**Data excerpts:**
---+---

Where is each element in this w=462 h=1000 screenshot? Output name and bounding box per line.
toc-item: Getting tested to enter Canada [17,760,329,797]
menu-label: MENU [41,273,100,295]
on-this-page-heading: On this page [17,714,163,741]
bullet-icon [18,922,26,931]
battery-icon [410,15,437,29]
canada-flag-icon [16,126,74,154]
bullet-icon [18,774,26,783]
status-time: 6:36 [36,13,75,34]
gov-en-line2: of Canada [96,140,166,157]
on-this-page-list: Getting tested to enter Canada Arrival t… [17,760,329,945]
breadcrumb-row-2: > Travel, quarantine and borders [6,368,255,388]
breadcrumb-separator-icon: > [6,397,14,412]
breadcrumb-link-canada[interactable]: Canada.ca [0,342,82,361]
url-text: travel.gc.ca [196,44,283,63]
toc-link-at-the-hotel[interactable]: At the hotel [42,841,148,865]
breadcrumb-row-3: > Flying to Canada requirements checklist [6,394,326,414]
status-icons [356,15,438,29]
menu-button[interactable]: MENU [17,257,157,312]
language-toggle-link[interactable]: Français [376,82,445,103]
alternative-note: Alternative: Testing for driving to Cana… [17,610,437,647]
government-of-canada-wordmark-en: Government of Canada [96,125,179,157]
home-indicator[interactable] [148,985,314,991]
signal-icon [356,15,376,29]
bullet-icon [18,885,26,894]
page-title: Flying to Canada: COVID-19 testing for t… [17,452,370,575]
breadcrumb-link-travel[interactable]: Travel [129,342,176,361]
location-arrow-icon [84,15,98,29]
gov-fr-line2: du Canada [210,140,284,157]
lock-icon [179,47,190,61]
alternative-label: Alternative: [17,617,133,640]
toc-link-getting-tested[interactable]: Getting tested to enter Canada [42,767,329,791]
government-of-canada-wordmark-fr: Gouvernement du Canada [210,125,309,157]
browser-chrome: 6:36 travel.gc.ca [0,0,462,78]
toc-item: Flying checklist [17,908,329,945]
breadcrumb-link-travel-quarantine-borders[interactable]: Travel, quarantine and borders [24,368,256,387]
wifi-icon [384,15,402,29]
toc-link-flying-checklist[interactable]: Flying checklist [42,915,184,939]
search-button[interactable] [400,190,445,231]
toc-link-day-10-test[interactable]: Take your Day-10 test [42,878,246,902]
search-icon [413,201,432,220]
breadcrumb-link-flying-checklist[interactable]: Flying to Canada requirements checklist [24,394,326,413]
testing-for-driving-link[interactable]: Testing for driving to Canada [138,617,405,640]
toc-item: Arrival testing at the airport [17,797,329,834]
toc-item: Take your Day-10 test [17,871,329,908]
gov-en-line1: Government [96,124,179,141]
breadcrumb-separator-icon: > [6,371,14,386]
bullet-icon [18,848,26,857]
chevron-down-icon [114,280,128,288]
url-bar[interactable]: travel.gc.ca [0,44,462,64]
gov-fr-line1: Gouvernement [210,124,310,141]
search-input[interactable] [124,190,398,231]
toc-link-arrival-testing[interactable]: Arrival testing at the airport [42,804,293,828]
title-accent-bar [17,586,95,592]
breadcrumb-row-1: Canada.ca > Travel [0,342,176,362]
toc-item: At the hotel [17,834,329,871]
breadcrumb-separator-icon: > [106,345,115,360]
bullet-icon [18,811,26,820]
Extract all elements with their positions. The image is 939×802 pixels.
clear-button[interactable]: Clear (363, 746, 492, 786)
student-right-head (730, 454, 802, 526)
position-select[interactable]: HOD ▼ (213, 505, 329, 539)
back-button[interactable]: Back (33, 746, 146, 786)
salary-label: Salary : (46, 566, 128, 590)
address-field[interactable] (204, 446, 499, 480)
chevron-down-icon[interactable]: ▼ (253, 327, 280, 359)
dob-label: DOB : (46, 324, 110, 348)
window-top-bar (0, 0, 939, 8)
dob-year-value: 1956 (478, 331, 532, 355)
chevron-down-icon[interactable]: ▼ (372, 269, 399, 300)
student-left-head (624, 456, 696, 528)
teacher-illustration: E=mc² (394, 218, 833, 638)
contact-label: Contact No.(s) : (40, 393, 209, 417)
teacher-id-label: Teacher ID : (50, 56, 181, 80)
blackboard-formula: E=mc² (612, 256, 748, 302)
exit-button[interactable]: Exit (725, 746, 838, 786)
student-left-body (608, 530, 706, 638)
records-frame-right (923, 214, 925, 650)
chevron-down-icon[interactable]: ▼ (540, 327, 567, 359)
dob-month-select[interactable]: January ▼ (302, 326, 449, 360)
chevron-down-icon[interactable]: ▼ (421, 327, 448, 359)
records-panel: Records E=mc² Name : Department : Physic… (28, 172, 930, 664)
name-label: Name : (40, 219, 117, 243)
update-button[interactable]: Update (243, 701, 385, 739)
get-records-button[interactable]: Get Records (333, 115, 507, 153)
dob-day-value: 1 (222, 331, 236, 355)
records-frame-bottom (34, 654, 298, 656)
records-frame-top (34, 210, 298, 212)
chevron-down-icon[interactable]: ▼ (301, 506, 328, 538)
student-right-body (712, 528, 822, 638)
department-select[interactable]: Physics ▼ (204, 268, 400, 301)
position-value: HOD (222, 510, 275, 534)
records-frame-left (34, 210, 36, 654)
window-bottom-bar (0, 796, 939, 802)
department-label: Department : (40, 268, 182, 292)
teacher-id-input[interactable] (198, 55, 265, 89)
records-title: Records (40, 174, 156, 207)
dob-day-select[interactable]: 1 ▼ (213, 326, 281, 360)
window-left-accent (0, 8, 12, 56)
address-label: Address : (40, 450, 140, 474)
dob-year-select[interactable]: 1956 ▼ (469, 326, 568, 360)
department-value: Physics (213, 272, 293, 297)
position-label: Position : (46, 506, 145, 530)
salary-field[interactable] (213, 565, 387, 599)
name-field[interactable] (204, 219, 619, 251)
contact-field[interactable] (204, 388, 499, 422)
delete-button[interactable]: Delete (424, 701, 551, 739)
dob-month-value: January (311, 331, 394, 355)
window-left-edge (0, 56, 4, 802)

---+---

Return every line of the listing above unchanged.

**Expected answer:**
Where is each element in this w=462 h=1000 screenshot? Output name and bounding box per line.
toc-item: Getting tested to enter Canada [17,760,329,797]
menu-label: MENU [41,273,100,295]
on-this-page-heading: On this page [17,714,163,741]
bullet-icon [18,922,26,931]
battery-icon [410,15,437,29]
canada-flag-icon [16,126,74,154]
bullet-icon [18,774,26,783]
status-time: 6:36 [36,13,75,34]
gov-en-line2: of Canada [96,140,166,157]
on-this-page-list: Getting tested to enter Canada Arrival t… [17,760,329,945]
breadcrumb-row-2: > Travel, quarantine and borders [6,368,255,388]
breadcrumb-separator-icon: > [6,397,14,412]
breadcrumb-link-canada[interactable]: Canada.ca [0,342,82,361]
url-text: travel.gc.ca [196,44,283,63]
toc-link-at-the-hotel[interactable]: At the hotel [42,841,148,865]
breadcrumb-row-3: > Flying to Canada requirements checklist [6,394,326,414]
status-icons [356,15,438,29]
menu-button[interactable]: MENU [17,257,157,312]
language-toggle-link[interactable]: Français [376,82,445,103]
alternative-note: Alternative: Testing for driving to Cana… [17,610,437,647]
government-of-canada-wordmark-en: Government of Canada [96,125,179,157]
home-indicator[interactable] [148,985,314,991]
signal-icon [356,15,376,29]
bullet-icon [18,885,26,894]
page-title: Flying to Canada: COVID-19 testing for t… [17,452,370,575]
breadcrumb-link-travel[interactable]: Travel [129,342,176,361]
location-arrow-icon [84,15,98,29]
gov-fr-line2: du Canada [210,140,284,157]
lock-icon [179,47,190,61]
alternative-label: Alternative: [17,617,133,640]
toc-link-getting-tested[interactable]: Getting tested to enter Canada [42,767,329,791]
government-of-canada-wordmark-fr: Gouvernement du Canada [210,125,309,157]
browser-chrome: 6:36 travel.gc.ca [0,0,462,78]
toc-item: Flying checklist [17,908,329,945]
breadcrumb-link-travel-quarantine-borders[interactable]: Travel, quarantine and borders [24,368,256,387]
wifi-icon [384,15,402,29]
toc-link-flying-checklist[interactable]: Flying checklist [42,915,184,939]
search-button[interactable] [400,190,445,231]
toc-link-day-10-test[interactable]: Take your Day-10 test [42,878,246,902]
search-icon [413,201,432,220]
breadcrumb-link-flying-checklist[interactable]: Flying to Canada requirements checklist [24,394,326,413]
testing-for-driving-link[interactable]: Testing for driving to Canada [138,617,405,640]
toc-item: Arrival testing at the airport [17,797,329,834]
toc-item: Take your Day-10 test [17,871,329,908]
gov-en-line1: Government [96,124,179,141]
breadcrumb-separator-icon: > [6,371,14,386]
bullet-icon [18,848,26,857]
chevron-down-icon [114,280,128,288]
url-bar[interactable]: travel.gc.ca [0,44,462,64]
gov-fr-line1: Gouvernement [210,124,310,141]
search-input[interactable] [124,190,398,231]
toc-link-arrival-testing[interactable]: Arrival testing at the airport [42,804,293,828]
title-accent-bar [17,586,95,592]
breadcrumb-row-1: Canada.ca > Travel [0,342,176,362]
toc-item: At the hotel [17,834,329,871]
breadcrumb-separator-icon: > [106,345,115,360]
bullet-icon [18,811,26,820]
Extract all elements with their positions. The image is 939×802 pixels.
clear-button[interactable]: Clear (363, 746, 492, 786)
student-right-head (730, 454, 802, 526)
position-select[interactable]: HOD ▼ (213, 505, 329, 539)
back-button[interactable]: Back (33, 746, 146, 786)
salary-label: Salary : (46, 566, 128, 590)
address-field[interactable] (204, 446, 499, 480)
chevron-down-icon[interactable]: ▼ (253, 327, 280, 359)
dob-label: DOB : (46, 324, 110, 348)
window-top-bar (0, 0, 939, 8)
dob-year-value: 1956 (478, 331, 532, 355)
chevron-down-icon[interactable]: ▼ (372, 269, 399, 300)
student-left-head (624, 456, 696, 528)
teacher-illustration: E=mc² (394, 218, 833, 638)
contact-label: Contact No.(s) : (40, 393, 209, 417)
teacher-id-label: Teacher ID : (50, 56, 181, 80)
blackboard-formula: E=mc² (612, 256, 748, 302)
exit-button[interactable]: Exit (725, 746, 838, 786)
student-left-body (608, 530, 706, 638)
records-frame-right (923, 214, 925, 650)
chevron-down-icon[interactable]: ▼ (540, 327, 567, 359)
dob-month-select[interactable]: January ▼ (302, 326, 449, 360)
chevron-down-icon[interactable]: ▼ (421, 327, 448, 359)
records-panel: Records E=mc² Name : Department : Physic… (28, 172, 930, 664)
name-label: Name : (40, 219, 117, 243)
update-button[interactable]: Update (243, 701, 385, 739)
get-records-button[interactable]: Get Records (333, 115, 507, 153)
dob-day-value: 1 (222, 331, 236, 355)
records-frame-bottom (34, 654, 298, 656)
records-frame-top (34, 210, 298, 212)
chevron-down-icon[interactable]: ▼ (301, 506, 328, 538)
student-right-body (712, 528, 822, 638)
department-select[interactable]: Physics ▼ (204, 268, 400, 301)
position-value: HOD (222, 510, 275, 534)
records-frame-left (34, 210, 36, 654)
window-bottom-bar (0, 796, 939, 802)
department-label: Department : (40, 268, 182, 292)
teacher-id-input[interactable] (198, 55, 265, 89)
records-title: Records (40, 174, 156, 207)
dob-day-select[interactable]: 1 ▼ (213, 326, 281, 360)
window-left-accent (0, 8, 12, 56)
address-label: Address : (40, 450, 140, 474)
dob-year-select[interactable]: 1956 ▼ (469, 326, 568, 360)
department-value: Physics (213, 272, 293, 297)
position-label: Position : (46, 506, 145, 530)
salary-field[interactable] (213, 565, 387, 599)
name-field[interactable] (204, 219, 619, 251)
contact-field[interactable] (204, 388, 499, 422)
delete-button[interactable]: Delete (424, 701, 551, 739)
dob-month-value: January (311, 331, 394, 355)
window-left-edge (0, 56, 4, 802)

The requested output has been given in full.